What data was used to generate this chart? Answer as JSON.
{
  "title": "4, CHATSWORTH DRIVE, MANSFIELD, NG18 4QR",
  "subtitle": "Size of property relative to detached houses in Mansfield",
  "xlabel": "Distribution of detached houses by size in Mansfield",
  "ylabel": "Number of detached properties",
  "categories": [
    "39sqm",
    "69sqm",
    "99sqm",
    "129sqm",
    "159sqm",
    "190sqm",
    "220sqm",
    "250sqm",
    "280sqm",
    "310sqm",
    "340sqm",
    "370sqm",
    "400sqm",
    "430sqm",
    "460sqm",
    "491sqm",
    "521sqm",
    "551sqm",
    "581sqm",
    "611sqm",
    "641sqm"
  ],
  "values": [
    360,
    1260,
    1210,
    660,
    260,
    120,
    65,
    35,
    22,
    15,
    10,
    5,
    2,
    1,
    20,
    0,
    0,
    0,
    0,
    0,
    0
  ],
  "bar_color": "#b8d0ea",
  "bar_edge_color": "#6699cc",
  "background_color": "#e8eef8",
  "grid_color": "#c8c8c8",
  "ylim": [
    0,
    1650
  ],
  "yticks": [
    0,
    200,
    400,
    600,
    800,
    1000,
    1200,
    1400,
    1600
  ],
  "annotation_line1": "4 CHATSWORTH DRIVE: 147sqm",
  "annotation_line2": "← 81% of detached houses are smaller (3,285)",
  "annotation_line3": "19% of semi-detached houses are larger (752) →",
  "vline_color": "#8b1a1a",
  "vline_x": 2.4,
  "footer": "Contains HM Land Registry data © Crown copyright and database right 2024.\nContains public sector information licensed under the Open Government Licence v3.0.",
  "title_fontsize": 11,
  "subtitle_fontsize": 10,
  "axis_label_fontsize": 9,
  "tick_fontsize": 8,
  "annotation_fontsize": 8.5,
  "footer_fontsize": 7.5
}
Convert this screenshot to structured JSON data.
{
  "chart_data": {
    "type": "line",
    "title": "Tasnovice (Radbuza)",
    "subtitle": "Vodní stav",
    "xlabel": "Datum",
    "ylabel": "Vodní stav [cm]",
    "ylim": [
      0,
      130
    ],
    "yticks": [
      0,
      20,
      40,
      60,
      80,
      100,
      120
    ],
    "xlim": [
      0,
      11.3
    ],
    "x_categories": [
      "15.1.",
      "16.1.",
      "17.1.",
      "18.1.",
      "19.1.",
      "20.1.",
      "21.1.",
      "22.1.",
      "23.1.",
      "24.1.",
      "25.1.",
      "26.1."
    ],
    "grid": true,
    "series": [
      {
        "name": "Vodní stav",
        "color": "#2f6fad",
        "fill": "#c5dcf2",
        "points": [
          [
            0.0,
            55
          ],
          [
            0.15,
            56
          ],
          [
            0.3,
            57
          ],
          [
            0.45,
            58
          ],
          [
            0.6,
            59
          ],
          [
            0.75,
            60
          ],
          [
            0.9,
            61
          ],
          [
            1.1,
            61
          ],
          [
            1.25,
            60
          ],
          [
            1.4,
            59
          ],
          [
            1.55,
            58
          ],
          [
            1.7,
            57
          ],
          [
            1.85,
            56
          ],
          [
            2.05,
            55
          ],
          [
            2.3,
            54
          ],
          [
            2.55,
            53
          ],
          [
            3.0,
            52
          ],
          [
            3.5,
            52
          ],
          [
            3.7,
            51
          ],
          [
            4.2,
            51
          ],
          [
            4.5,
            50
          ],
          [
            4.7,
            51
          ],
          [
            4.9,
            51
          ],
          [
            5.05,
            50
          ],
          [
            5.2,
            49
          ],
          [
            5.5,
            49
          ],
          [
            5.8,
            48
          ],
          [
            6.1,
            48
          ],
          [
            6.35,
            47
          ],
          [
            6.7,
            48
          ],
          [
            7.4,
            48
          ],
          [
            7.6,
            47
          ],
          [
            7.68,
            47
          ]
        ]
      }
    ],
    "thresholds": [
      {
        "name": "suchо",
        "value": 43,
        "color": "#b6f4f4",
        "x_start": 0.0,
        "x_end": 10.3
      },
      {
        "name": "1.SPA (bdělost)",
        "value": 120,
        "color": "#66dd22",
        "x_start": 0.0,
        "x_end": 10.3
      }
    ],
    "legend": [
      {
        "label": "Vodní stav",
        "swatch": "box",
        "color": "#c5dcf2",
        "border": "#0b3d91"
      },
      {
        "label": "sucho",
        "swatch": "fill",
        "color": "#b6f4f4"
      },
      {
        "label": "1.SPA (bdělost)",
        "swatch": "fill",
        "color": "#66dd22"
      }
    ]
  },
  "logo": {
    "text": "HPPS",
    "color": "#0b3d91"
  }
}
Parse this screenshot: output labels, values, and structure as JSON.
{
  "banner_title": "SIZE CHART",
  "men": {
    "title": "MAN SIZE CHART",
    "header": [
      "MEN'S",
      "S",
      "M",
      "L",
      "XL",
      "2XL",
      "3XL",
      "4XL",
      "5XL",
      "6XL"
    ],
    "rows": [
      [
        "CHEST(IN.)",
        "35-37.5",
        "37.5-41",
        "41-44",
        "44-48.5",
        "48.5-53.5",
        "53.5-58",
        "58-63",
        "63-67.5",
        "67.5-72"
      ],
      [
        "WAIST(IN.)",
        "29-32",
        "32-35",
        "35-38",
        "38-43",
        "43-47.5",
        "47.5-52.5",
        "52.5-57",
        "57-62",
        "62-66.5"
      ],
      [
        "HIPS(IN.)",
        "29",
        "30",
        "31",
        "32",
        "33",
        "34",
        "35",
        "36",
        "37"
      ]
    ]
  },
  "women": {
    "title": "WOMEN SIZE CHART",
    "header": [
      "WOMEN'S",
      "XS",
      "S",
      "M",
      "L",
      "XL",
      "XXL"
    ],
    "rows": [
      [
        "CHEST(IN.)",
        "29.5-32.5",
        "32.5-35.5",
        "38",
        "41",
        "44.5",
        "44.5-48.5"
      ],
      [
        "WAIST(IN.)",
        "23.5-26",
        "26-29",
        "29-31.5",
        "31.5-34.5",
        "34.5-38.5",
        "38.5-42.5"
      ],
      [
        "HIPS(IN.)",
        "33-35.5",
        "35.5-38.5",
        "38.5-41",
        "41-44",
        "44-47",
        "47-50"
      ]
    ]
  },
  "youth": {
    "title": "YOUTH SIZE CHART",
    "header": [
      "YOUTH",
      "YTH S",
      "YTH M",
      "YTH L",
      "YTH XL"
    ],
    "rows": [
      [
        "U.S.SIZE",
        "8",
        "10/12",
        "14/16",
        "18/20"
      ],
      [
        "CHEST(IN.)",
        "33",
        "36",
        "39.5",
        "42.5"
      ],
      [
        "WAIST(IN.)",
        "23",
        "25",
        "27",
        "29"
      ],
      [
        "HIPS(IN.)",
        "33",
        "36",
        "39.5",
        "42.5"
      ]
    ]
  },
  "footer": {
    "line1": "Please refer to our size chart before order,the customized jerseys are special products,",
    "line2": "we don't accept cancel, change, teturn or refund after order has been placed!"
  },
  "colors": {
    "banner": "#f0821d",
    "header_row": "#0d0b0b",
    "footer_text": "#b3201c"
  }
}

------------------------------------

**WHAT IS REQUIRED:**
Your task is to print all of the records exactly.

**ANSWER FOR THIS EXERCISE:**
What data was used to generate this chart? Answer as JSON.
{
  "title": "4, CHATSWORTH DRIVE, MANSFIELD, NG18 4QR",
  "subtitle": "Size of property relative to detached houses in Mansfield",
  "xlabel": "Distribution of detached houses by size in Mansfield",
  "ylabel": "Number of detached properties",
  "categories": [
    "39sqm",
    "69sqm",
    "99sqm",
    "129sqm",
    "159sqm",
    "190sqm",
    "220sqm",
    "250sqm",
    "280sqm",
    "310sqm",
    "340sqm",
    "370sqm",
    "400sqm",
    "430sqm",
    "460sqm",
    "491sqm",
    "521sqm",
    "551sqm",
    "581sqm",
    "611sqm",
    "641sqm"
  ],
  "values": [
    360,
    1260,
    1210,
    660,
    260,
    120,
    65,
    35,
    22,
    15,
    10,
    5,
    2,
    1,
    20,
    0,
    0,
    0,
    0,
    0,
    0
  ],
  "bar_color": "#b8d0ea",
  "bar_edge_color": "#6699cc",
  "background_color": "#e8eef8",
  "grid_color": "#c8c8c8",
  "ylim": [
    0,
    1650
  ],
  "yticks": [
    0,
    200,
    400,
    600,
    800,
    1000,
    1200,
    1400,
    1600
  ],
  "annotation_line1": "4 CHATSWORTH DRIVE: 147sqm",
  "annotation_line2": "← 81% of detached houses are smaller (3,285)",
  "annotation_line3": "19% of semi-detached houses are larger (752) →",
  "vline_color": "#8b1a1a",
  "vline_x": 2.4,
  "footer": "Contains HM Land Registry data © Crown copyright and database right 2024.\nContains public sector information licensed under the Open Government Licence v3.0.",
  "title_fontsize": 11,
  "subtitle_fontsize": 10,
  "axis_label_fontsize": 9,
  "tick_fontsize": 8,
  "annotation_fontsize": 8.5,
  "footer_fontsize": 7.5
}
Convert this screenshot to structured JSON data.
{
  "chart_data": {
    "type": "line",
    "title": "Tasnovice (Radbuza)",
    "subtitle": "Vodní stav",
    "xlabel": "Datum",
    "ylabel": "Vodní stav [cm]",
    "ylim": [
      0,
      130
    ],
    "yticks": [
      0,
      20,
      40,
      60,
      80,
      100,
      120
    ],
    "xlim": [
      0,
      11.3
    ],
    "x_categories": [
      "15.1.",
      "16.1.",
      "17.1.",
      "18.1.",
      "19.1.",
      "20.1.",
      "21.1.",
      "22.1.",
      "23.1.",
      "24.1.",
      "25.1.",
      "26.1."
    ],
    "grid": true,
    "series": [
      {
        "name": "Vodní stav",
        "color": "#2f6fad",
        "fill": "#c5dcf2",
        "points": [
          [
            0.0,
            55
          ],
          [
            0.15,
            56
          ],
          [
            0.3,
            57
          ],
          [
            0.45,
            58
          ],
          [
            0.6,
            59
          ],
          [
            0.75,
            60
          ],
          [
            0.9,
            61
          ],
          [
            1.1,
            61
          ],
          [
            1.25,
            60
          ],
          [
            1.4,
            59
          ],
          [
            1.55,
            58
          ],
          [
            1.7,
            57
          ],
          [
            1.85,
            56
          ],
          [
            2.05,
            55
          ],
          [
            2.3,
            54
          ],
          [
            2.55,
            53
          ],
          [
            3.0,
            52
          ],
          [
            3.5,
            52
          ],
          [
            3.7,
            51
          ],
          [
            4.2,
            51
          ],
          [
            4.5,
            50
          ],
          [
            4.7,
            51
          ],
          [
            4.9,
            51
          ],
          [
            5.05,
            50
          ],
          [
            5.2,
            49
          ],
          [
            5.5,
            49
          ],
          [
            5.8,
            48
          ],
          [
            6.1,
            48
          ],
          [
            6.35,
            47
          ],
          [
            6.7,
            48
          ],
          [
            7.4,
            48
          ],
          [
            7.6,
            47
          ],
          [
            7.68,
            47
          ]
        ]
      }
    ],
    "thresholds": [
      {
        "name": "suchо",
        "value": 43,
        "color": "#b6f4f4",
        "x_start": 0.0,
        "x_end": 10.3
      },
      {
        "name": "1.SPA (bdělost)",
        "value": 120,
        "color": "#66dd22",
        "x_start": 0.0,
        "x_end": 10.3
      }
    ],
    "legend": [
      {
        "label": "Vodní stav",
        "swatch": "box",
        "color": "#c5dcf2",
        "border": "#0b3d91"
      },
      {
        "label": "sucho",
        "swatch": "fill",
        "color": "#b6f4f4"
      },
      {
        "label": "1.SPA (bdělost)",
        "swatch": "fill",
        "color": "#66dd22"
      }
    ]
  },
  "logo": {
    "text": "HPPS",
    "color": "#0b3d91"
  }
}
Parse this screenshot: output labels, values, and structure as JSON.
{
  "banner_title": "SIZE CHART",
  "men": {
    "title": "MAN SIZE CHART",
    "header": [
      "MEN'S",
      "S",
      "M",
      "L",
      "XL",
      "2XL",
      "3XL",
      "4XL",
      "5XL",
      "6XL"
    ],
    "rows": [
      [
        "CHEST(IN.)",
        "35-37.5",
        "37.5-41",
        "41-44",
        "44-48.5",
        "48.5-53.5",
        "53.5-58",
        "58-63",
        "63-67.5",
        "67.5-72"
      ],
      [
        "WAIST(IN.)",
        "29-32",
        "32-35",
        "35-38",
        "38-43",
        "43-47.5",
        "47.5-52.5",
        "52.5-57",
        "57-62",
        "62-66.5"
      ],
      [
        "HIPS(IN.)",
        "29",
        "30",
        "31",
        "32",
        "33",
        "34",
        "35",
        "36",
        "37"
      ]
    ]
  },
  "women": {
    "title": "WOMEN SIZE CHART",
    "header": [
      "WOMEN'S",
      "XS",
      "S",
      "M",
      "L",
      "XL",
      "XXL"
    ],
    "rows": [
      [
        "CHEST(IN.)",
        "29.5-32.5",
        "32.5-35.5",
        "38",
        "41",
        "44.5",
        "44.5-48.5"
      ],
      [
        "WAIST(IN.)",
        "23.5-26",
        "26-29",
        "29-31.5",
        "31.5-34.5",
        "34.5-38.5",
        "38.5-42.5"
      ],
      [
        "HIPS(IN.)",
        "33-35.5",
        "35.5-38.5",
        "38.5-41",
        "41-44",
        "44-47",
        "47-50"
      ]
    ]
  },
  "youth": {
    "title": "YOUTH SIZE CHART",
    "header": [
      "YOUTH",
      "YTH S",
      "YTH M",
      "YTH L",
      "YTH XL"
    ],
    "rows": [
      [
        "U.S.SIZE",
        "8",
        "10/12",
        "14/16",
        "18/20"
      ],
      [
        "CHEST(IN.)",
        "33",
        "36",
        "39.5",
        "42.5"
      ],
      [
        "WAIST(IN.)",
        "23",
        "25",
        "27",
        "29"
      ],
      [
        "HIPS(IN.)",
        "33",
        "36",
        "39.5",
        "42.5"
      ]
    ]
  },
  "footer": {
    "line1": "Please refer to our size chart before order,the customized jerseys are special products,",
    "line2": "we don't accept cancel, change, teturn or refund after order has been placed!"
  },
  "colors": {
    "banner": "#f0821d",
    "header_row": "#0d0b0b",
    "footer_text": "#b3201c"
  }
}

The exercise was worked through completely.